Your instructions: Once you have checked the records that follow, state how many of their lines hold "cvdcheck", giving the number only.
** Dataset extract follows **
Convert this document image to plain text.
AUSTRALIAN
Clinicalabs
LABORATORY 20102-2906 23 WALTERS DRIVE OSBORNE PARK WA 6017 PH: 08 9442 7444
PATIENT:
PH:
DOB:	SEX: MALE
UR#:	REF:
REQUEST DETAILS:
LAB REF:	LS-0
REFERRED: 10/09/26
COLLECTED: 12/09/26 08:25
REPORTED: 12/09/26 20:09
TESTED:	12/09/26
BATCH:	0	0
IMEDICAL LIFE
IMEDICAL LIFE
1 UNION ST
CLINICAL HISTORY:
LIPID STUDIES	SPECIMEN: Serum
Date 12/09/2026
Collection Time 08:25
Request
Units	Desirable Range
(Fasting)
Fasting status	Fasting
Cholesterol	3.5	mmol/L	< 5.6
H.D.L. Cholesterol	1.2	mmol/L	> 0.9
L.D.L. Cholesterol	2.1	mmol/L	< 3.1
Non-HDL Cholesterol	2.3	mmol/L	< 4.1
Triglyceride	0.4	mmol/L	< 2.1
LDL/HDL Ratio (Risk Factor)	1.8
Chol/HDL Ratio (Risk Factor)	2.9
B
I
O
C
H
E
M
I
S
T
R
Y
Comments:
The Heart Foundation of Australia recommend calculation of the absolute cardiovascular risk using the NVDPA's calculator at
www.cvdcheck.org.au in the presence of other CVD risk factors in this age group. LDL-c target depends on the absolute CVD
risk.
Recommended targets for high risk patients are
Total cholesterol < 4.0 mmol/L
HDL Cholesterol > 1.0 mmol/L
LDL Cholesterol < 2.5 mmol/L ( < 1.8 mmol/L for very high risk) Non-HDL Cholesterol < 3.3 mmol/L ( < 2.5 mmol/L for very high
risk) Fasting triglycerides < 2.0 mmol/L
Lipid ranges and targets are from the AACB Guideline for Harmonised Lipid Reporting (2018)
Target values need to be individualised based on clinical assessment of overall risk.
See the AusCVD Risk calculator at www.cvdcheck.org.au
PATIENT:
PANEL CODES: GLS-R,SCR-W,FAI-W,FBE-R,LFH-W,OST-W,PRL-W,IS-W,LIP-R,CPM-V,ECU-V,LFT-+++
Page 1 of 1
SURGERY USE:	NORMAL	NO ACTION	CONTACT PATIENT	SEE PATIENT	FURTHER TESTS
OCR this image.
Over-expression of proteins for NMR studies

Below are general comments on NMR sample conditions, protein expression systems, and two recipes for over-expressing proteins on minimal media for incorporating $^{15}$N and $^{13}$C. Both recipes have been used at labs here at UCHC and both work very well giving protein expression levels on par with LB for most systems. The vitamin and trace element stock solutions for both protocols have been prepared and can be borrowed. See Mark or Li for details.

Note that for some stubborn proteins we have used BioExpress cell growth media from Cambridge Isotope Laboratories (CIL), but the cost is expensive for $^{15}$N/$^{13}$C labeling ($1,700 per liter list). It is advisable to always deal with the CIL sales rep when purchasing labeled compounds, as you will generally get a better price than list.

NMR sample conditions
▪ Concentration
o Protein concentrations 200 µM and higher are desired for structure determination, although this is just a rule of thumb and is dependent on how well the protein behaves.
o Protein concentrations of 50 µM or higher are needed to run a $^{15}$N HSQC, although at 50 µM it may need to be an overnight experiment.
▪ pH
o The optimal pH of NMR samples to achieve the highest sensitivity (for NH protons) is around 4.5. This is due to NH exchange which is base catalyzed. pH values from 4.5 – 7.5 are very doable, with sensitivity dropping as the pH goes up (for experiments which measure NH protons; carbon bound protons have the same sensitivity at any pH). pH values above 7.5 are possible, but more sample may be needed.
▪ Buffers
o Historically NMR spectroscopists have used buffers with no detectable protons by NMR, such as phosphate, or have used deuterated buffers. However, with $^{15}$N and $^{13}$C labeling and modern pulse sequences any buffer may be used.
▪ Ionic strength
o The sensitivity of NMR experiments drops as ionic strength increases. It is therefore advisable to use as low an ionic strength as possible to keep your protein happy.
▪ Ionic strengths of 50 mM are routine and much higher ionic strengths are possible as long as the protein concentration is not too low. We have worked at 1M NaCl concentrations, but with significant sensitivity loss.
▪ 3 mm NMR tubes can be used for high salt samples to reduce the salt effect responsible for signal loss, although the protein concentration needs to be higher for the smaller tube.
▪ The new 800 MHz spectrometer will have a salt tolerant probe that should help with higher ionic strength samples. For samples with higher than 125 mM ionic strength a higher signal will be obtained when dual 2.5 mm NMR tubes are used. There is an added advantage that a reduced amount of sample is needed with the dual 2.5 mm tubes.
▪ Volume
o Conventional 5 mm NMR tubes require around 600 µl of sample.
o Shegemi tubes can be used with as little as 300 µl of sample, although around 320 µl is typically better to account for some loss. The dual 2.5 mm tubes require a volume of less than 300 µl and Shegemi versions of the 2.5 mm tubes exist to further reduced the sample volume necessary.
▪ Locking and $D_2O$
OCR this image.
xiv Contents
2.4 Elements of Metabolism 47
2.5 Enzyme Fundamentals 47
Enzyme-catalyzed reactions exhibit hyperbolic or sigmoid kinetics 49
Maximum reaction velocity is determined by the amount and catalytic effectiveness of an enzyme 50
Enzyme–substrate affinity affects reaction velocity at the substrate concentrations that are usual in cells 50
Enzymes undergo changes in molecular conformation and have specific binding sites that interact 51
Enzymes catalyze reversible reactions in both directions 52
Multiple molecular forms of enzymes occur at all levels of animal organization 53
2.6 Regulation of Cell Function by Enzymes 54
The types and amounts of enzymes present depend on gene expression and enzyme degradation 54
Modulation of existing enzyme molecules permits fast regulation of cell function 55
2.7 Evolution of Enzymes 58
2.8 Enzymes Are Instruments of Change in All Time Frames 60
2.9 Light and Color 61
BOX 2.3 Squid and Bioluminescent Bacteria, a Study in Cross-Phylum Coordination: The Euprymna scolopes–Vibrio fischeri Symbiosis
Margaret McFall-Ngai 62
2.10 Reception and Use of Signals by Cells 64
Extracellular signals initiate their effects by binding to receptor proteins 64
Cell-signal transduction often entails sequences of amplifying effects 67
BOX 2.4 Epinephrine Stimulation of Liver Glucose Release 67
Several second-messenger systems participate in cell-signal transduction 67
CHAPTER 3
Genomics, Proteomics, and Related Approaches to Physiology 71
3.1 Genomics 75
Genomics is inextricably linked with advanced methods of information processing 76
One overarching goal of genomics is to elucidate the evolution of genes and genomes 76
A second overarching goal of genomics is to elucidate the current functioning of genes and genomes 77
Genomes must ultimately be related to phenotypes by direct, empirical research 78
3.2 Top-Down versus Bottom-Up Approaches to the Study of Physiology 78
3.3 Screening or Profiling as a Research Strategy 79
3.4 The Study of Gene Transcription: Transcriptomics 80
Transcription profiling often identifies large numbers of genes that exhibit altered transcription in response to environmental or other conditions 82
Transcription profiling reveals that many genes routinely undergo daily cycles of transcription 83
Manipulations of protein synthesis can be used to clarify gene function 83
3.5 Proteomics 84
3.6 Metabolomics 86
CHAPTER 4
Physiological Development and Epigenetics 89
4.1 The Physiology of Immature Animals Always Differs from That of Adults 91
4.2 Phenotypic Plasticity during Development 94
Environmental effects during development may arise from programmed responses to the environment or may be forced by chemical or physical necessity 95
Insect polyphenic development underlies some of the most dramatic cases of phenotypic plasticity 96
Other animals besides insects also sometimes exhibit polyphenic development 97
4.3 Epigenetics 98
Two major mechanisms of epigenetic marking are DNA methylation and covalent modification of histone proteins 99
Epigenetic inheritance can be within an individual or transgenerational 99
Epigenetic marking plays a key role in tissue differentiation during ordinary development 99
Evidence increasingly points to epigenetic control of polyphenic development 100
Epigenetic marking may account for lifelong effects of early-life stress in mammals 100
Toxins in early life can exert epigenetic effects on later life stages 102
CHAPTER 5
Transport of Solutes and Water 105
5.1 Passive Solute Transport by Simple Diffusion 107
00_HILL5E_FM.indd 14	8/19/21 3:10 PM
** End of Dataset extract **
Output for this task: 2